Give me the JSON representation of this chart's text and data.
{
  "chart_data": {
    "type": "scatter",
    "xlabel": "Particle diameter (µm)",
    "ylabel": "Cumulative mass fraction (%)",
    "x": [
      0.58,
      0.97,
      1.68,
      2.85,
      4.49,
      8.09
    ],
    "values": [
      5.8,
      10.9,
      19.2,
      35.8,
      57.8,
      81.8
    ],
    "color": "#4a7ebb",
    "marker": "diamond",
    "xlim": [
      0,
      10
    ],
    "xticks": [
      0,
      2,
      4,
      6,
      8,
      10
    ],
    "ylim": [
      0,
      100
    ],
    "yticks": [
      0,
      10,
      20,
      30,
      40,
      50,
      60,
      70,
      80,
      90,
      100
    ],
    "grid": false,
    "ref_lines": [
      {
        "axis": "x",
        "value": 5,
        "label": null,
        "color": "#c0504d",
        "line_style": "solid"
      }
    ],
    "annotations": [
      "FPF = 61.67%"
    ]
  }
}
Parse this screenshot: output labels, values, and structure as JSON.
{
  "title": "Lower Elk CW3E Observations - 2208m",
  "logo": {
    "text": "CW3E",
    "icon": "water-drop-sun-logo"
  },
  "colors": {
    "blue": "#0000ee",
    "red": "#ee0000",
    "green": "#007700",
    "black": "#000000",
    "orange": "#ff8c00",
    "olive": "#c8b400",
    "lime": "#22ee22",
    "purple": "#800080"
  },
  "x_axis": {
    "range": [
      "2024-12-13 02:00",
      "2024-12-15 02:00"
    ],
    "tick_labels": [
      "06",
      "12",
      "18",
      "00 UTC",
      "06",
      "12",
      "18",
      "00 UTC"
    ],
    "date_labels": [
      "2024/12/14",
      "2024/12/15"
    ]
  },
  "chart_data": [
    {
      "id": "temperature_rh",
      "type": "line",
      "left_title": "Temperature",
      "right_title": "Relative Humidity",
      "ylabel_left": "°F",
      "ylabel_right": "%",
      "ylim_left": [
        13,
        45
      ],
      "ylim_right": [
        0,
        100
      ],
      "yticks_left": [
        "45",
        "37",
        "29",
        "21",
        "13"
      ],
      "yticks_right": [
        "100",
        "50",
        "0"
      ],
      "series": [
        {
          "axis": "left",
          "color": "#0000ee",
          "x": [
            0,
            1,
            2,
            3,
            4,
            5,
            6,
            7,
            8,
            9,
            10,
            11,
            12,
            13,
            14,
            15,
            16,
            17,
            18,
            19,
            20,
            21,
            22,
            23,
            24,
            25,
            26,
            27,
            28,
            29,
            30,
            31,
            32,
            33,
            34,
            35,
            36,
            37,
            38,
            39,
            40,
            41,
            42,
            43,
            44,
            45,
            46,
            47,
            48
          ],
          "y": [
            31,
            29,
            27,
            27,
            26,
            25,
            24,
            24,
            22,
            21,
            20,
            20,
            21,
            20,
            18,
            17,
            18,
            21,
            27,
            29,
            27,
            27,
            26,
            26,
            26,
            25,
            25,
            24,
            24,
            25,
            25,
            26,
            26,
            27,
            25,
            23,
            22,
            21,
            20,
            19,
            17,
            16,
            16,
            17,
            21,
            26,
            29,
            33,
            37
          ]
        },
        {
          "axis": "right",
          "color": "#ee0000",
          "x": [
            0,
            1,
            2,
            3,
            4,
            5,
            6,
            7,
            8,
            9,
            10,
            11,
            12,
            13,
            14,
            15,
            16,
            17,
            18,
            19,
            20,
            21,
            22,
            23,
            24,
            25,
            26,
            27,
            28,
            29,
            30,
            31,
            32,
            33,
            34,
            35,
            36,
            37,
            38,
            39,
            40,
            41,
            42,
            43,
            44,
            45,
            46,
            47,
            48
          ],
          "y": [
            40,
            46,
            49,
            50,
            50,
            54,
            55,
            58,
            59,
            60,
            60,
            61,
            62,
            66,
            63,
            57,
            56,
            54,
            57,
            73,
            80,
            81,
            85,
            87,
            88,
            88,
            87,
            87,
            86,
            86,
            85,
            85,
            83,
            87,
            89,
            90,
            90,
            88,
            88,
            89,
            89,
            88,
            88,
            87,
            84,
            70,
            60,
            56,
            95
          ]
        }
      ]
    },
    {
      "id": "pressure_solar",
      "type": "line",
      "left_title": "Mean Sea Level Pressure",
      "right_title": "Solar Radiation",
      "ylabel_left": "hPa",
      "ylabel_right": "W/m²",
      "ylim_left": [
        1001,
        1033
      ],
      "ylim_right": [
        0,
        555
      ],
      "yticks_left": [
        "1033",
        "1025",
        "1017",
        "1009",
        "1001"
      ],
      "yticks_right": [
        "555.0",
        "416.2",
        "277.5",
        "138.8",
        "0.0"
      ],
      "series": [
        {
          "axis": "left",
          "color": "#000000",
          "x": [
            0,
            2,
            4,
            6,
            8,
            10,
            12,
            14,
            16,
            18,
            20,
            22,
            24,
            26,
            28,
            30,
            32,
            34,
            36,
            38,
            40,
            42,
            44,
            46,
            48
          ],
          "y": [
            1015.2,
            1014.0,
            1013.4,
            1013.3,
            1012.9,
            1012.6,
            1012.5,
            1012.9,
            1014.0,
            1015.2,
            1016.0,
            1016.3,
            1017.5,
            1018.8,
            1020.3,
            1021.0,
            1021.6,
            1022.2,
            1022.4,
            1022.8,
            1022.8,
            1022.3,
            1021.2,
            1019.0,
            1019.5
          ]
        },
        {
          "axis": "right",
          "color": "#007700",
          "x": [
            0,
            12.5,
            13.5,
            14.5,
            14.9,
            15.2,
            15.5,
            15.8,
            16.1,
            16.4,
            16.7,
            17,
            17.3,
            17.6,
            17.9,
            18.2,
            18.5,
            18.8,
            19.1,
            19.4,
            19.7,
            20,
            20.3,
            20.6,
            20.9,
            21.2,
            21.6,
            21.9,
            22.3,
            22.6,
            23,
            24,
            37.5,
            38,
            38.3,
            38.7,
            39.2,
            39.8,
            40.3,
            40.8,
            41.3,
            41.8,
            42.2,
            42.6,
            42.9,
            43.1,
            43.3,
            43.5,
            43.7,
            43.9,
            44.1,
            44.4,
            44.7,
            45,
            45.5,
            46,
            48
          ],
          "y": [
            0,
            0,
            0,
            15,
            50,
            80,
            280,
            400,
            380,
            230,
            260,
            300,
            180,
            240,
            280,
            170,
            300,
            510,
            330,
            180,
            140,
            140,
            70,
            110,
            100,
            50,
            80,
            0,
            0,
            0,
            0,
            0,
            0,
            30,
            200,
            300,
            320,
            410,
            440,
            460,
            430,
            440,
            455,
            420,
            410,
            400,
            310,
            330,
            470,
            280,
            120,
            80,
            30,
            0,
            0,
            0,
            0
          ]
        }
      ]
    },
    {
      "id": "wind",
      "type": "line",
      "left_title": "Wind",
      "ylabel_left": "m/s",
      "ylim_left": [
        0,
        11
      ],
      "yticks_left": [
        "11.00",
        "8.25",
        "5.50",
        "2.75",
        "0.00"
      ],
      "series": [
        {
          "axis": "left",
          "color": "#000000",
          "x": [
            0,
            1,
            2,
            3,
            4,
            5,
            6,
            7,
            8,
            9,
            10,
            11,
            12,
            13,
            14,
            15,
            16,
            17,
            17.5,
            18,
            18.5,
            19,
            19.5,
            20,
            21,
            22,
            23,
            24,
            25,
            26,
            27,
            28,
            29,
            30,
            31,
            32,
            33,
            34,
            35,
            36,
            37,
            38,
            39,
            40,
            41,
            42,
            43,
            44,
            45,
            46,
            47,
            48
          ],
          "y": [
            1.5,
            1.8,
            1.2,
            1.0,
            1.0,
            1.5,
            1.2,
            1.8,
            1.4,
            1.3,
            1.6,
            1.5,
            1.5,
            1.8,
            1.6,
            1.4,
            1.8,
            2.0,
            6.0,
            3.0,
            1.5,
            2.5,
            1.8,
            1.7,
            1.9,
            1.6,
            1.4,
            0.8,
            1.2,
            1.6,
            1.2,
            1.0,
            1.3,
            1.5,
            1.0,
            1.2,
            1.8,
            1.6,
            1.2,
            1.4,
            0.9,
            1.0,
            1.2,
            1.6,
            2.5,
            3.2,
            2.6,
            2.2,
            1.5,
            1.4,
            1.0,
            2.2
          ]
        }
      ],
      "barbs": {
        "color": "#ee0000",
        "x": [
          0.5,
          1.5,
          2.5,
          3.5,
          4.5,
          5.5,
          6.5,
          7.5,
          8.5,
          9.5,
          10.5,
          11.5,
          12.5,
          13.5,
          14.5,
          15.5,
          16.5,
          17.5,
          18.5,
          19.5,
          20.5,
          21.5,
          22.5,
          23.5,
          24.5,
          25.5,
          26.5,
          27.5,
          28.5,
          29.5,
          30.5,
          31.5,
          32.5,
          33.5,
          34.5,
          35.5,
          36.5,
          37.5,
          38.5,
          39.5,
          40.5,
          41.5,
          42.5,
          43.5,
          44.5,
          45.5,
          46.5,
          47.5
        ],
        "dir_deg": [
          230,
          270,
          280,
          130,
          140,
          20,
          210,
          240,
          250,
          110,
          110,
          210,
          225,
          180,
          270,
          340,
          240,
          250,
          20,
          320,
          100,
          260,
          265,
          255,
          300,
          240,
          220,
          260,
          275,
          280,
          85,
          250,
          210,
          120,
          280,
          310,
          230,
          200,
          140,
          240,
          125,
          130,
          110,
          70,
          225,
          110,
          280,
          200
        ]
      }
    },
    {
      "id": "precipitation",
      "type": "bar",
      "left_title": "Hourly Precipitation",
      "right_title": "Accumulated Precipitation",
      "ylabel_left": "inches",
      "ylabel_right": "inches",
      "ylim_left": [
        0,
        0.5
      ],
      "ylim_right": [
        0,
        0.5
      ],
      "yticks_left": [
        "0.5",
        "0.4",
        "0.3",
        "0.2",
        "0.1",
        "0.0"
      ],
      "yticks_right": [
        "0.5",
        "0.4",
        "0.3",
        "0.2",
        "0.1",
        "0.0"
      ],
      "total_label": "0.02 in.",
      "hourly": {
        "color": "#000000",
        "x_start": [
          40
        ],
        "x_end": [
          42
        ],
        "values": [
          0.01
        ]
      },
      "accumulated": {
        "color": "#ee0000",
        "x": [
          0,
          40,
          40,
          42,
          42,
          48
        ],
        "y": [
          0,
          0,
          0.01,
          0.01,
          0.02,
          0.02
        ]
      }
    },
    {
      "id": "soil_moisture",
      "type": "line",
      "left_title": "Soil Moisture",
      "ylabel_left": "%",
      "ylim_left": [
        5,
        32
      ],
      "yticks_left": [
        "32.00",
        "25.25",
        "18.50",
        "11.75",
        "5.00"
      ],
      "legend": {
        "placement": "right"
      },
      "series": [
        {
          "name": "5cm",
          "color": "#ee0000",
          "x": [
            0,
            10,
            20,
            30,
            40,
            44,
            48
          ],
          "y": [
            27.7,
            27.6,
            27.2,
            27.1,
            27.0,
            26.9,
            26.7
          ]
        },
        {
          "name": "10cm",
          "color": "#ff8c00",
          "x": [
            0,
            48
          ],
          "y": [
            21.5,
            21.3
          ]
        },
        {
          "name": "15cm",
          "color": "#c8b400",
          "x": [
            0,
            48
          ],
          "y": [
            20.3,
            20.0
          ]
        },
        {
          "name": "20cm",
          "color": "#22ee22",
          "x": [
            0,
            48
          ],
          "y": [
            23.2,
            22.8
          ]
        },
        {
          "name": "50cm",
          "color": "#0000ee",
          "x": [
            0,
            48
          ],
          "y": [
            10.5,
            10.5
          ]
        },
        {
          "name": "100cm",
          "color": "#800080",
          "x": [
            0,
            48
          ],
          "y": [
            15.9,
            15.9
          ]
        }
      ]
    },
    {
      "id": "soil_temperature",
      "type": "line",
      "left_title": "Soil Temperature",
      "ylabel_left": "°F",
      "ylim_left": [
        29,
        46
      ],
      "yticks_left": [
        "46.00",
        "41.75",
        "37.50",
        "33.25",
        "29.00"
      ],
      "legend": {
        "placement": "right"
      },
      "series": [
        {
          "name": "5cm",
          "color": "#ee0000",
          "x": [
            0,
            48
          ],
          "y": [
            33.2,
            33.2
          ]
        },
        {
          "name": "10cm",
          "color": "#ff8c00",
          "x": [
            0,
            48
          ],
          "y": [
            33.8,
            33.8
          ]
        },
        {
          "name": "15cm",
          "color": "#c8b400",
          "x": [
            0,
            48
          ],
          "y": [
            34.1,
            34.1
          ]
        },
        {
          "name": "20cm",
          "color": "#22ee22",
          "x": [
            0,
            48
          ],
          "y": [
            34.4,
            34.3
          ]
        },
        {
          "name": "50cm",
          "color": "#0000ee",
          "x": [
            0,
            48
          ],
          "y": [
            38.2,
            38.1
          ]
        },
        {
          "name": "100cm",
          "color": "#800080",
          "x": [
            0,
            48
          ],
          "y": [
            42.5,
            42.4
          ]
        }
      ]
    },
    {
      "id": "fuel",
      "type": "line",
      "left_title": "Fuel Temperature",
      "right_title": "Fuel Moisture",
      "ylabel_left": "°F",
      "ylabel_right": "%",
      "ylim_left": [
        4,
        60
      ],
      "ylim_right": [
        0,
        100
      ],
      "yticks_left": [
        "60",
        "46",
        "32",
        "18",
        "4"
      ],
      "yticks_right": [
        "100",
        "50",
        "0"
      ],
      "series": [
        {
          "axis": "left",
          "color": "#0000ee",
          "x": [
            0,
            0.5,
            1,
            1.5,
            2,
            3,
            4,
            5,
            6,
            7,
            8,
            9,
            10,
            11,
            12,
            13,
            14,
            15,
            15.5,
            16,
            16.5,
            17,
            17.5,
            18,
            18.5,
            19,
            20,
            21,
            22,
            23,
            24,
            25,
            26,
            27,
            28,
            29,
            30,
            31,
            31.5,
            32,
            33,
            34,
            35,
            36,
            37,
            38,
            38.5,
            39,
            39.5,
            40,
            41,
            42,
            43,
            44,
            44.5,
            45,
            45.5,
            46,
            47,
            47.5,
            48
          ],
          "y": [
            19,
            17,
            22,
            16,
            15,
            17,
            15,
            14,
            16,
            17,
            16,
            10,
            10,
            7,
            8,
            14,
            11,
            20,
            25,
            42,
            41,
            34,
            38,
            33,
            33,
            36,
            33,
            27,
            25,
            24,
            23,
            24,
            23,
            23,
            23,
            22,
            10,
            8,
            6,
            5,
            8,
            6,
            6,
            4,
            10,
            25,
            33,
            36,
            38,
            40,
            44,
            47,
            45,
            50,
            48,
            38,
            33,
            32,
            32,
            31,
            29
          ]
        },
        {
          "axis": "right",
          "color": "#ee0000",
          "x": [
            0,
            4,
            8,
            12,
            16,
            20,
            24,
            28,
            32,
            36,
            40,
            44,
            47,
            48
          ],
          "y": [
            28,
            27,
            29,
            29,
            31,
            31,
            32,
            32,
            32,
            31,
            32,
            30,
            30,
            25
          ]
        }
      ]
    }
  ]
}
----------------------------------------
Look for the word "this" and return every line where it occurs.

• _THE RESULT_
Give me the JSON representation of this chart's text and data.
Parse this screenshot: output labels, values, and structure as JSON.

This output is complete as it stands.